Please quote the material exactly, every line of it.

======== Task input

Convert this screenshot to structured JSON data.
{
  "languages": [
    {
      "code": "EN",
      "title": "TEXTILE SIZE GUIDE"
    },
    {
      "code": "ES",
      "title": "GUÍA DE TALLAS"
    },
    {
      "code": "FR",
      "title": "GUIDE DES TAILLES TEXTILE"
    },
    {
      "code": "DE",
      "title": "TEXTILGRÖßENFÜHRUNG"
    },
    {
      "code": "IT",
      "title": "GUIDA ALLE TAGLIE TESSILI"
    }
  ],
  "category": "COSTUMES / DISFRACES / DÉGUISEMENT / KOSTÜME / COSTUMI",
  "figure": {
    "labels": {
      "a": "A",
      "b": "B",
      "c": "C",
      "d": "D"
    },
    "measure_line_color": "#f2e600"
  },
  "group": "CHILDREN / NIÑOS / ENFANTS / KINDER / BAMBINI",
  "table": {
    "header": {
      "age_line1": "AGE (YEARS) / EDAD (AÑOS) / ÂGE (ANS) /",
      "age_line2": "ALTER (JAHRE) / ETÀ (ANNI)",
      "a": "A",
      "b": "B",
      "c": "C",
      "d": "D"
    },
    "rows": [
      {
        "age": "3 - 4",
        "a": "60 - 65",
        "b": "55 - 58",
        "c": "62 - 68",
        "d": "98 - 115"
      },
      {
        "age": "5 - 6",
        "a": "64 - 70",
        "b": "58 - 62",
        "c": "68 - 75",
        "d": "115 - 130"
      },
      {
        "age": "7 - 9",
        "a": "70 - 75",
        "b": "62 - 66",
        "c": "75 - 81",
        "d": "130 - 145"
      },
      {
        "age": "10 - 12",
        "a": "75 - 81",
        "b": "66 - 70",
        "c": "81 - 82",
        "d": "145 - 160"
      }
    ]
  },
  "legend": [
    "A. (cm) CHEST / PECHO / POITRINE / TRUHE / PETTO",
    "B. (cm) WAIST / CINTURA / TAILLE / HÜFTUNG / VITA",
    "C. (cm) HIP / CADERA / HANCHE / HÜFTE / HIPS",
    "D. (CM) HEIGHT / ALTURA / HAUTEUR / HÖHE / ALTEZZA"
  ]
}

================

*Answer to this task:*
Convert this screenshot to structured JSON data.
{
  "languages": [
    {
      "code": "EN",
      "title": "TEXTILE SIZE GUIDE"
    },
    {
      "code": "ES",
      "title": "GUÍA DE TALLAS"
    },
    {
      "code": "FR",
      "title": "GUIDE DES TAILLES TEXTILE"
    },
    {
      "code": "DE",
      "title": "TEXTILGRÖßENFÜHRUNG"
    },
    {
      "code": "IT",
      "title": "GUIDA ALLE TAGLIE TESSILI"
    }
  ],
  "category": "COSTUMES / DISFRACES / DÉGUISEMENT / KOSTÜME / COSTUMI",
  "figure": {
    "labels": {
      "a": "A",
      "b": "B",
      "c": "C",
      "d": "D"
    },
    "measure_line_color": "#f2e600"
  },
  "group": "CHILDREN / NIÑOS / ENFANTS / KINDER / BAMBINI",
  "table": {
    "header": {
      "age_line1": "AGE (YEARS) / EDAD (AÑOS) / ÂGE (ANS) /",
      "age_line2": "ALTER (JAHRE) / ETÀ (ANNI)",
      "a": "A",
      "b": "B",
      "c": "C",
      "d": "D"
    },
    "rows": [
      {
        "age": "3 - 4",
        "a": "60 - 65",
        "b": "55 - 58",
        "c": "62 - 68",
        "d": "98 - 115"
      },
      {
        "age": "5 - 6",
        "a": "64 - 70",
        "b": "58 - 62",
        "c": "68 - 75",
        "d": "115 - 130"
      },
      {
        "age": "7 - 9",
        "a": "70 - 75",
        "b": "62 - 66",
        "c": "75 - 81",
        "d": "130 - 145"
      },
      {
        "age": "10 - 12",
        "a": "75 - 81",
        "b": "66 - 70",
        "c": "81 - 82",
        "d": "145 - 160"
      }
    ]
  },
  "legend": [
    "A. (cm) CHEST / PECHO / POITRINE / TRUHE / PETTO",
    "B. (cm) WAIST / CINTURA / TAILLE / HÜFTUNG / VITA",
    "C. (cm) HIP / CADERA / HANCHE / HÜFTE / HIPS",
    "D. (CM) HEIGHT / ALTURA / HAUTEUR / HÖHE / ALTEZZA"
  ]
}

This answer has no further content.